The request: Copy each line below that contains "resources".

Dataset items
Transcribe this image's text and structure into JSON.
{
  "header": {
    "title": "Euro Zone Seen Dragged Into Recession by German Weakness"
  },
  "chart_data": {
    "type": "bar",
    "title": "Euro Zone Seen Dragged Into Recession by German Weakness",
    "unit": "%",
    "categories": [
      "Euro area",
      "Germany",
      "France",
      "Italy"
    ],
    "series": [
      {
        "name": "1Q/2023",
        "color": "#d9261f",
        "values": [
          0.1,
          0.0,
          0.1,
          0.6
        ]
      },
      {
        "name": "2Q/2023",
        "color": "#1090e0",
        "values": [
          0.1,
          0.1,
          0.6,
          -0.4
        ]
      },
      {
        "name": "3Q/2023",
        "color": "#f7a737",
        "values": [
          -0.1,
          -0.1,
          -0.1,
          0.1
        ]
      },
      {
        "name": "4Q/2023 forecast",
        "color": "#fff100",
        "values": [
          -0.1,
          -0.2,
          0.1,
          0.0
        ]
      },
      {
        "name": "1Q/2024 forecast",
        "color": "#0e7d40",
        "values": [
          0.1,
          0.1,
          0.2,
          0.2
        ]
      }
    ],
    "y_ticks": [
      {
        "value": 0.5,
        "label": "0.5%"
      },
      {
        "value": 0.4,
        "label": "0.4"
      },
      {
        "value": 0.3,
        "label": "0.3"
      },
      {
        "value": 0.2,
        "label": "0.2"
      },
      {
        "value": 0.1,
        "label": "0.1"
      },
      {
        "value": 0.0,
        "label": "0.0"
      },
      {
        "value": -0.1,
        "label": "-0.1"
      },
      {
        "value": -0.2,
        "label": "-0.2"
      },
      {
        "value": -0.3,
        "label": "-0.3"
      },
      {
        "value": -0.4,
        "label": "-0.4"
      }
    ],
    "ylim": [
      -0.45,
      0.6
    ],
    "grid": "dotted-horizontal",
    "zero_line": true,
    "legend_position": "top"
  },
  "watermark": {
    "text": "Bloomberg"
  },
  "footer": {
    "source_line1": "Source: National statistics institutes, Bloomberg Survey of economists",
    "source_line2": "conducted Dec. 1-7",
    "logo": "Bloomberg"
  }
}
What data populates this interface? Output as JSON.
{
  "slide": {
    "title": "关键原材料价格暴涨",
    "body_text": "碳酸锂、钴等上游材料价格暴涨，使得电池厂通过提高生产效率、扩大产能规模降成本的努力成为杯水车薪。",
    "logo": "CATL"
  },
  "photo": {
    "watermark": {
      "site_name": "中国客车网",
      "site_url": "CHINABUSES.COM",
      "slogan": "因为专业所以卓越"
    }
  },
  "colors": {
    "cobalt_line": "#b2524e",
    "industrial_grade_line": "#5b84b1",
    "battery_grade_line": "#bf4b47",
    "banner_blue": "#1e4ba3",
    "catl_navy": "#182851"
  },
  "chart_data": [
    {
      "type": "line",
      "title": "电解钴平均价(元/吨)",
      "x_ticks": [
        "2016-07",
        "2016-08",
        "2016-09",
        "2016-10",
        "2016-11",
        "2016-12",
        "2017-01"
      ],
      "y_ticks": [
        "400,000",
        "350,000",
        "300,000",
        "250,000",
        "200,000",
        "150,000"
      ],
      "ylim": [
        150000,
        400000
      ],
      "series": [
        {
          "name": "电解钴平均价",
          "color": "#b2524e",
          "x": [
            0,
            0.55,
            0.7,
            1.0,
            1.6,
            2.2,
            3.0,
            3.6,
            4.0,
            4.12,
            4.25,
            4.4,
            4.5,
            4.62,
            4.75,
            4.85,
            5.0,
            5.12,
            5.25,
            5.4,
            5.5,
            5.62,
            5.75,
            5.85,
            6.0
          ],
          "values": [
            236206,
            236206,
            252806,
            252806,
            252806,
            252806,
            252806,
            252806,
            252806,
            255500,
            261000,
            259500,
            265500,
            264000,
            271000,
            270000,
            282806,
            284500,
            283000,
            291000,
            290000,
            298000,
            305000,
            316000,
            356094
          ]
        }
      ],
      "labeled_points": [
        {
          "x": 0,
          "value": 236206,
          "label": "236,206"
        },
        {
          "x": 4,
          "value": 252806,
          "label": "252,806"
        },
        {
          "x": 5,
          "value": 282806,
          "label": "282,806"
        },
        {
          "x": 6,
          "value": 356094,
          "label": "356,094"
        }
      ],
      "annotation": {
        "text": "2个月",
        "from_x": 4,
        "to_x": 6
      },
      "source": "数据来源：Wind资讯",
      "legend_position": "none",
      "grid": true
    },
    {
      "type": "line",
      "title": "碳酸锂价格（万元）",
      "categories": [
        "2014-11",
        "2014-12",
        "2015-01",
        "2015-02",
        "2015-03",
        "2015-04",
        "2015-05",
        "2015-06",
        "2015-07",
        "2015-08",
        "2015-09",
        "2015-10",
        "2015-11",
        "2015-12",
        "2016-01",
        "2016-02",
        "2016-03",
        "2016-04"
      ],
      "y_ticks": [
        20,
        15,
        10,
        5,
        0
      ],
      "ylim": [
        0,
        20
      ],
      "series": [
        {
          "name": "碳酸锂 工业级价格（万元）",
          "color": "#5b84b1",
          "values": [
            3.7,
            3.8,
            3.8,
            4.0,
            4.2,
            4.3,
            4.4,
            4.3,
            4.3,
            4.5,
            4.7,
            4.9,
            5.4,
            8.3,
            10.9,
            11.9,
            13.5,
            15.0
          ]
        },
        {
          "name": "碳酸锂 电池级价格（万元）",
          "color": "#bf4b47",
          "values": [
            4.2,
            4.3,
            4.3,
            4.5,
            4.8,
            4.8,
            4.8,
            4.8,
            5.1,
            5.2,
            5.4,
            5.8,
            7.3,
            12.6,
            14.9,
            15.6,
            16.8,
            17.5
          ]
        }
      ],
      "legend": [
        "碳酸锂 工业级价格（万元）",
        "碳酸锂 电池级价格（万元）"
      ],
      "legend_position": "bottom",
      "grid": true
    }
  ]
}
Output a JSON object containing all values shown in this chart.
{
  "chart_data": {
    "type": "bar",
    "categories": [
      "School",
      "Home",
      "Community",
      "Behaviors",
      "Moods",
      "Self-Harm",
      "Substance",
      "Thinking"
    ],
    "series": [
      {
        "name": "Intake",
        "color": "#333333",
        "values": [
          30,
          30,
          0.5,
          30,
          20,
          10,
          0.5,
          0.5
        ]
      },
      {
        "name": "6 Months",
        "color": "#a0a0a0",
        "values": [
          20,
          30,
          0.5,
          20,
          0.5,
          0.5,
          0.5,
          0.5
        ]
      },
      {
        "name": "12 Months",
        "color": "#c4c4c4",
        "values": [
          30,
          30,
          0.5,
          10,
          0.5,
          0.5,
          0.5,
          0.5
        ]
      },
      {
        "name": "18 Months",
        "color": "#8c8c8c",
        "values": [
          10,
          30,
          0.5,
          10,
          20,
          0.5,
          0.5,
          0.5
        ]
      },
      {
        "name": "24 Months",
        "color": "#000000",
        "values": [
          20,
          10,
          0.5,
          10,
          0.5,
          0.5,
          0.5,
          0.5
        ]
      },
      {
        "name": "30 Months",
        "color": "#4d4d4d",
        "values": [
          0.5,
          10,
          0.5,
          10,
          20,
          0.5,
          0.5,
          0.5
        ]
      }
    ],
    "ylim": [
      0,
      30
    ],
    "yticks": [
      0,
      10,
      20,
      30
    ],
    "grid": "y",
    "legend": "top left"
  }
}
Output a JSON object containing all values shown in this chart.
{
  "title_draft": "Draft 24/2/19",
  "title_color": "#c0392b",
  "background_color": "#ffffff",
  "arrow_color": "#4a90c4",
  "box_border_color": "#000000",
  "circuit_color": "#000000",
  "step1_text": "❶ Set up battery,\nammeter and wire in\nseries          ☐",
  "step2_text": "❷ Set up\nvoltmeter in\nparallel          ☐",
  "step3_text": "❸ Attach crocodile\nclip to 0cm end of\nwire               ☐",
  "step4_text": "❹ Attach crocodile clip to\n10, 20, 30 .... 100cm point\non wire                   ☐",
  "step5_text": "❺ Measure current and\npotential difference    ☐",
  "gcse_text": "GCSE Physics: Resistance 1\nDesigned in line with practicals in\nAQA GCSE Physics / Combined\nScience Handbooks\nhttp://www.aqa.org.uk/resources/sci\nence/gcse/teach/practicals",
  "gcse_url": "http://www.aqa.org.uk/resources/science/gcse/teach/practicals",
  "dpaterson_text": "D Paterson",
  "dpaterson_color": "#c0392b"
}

Response:
  "gcse_text": "GCSE Physics: Resistance 1\nDesigned in line with practicals in\nAQA GCSE Physics / Combined\nScience Handbooks\nhttp://www.aqa.org.uk/resources/sci\nence/gcse/teach/practicals",
  "gcse_url": "http://www.aqa.org.uk/resources/science/gcse/teach/practicals",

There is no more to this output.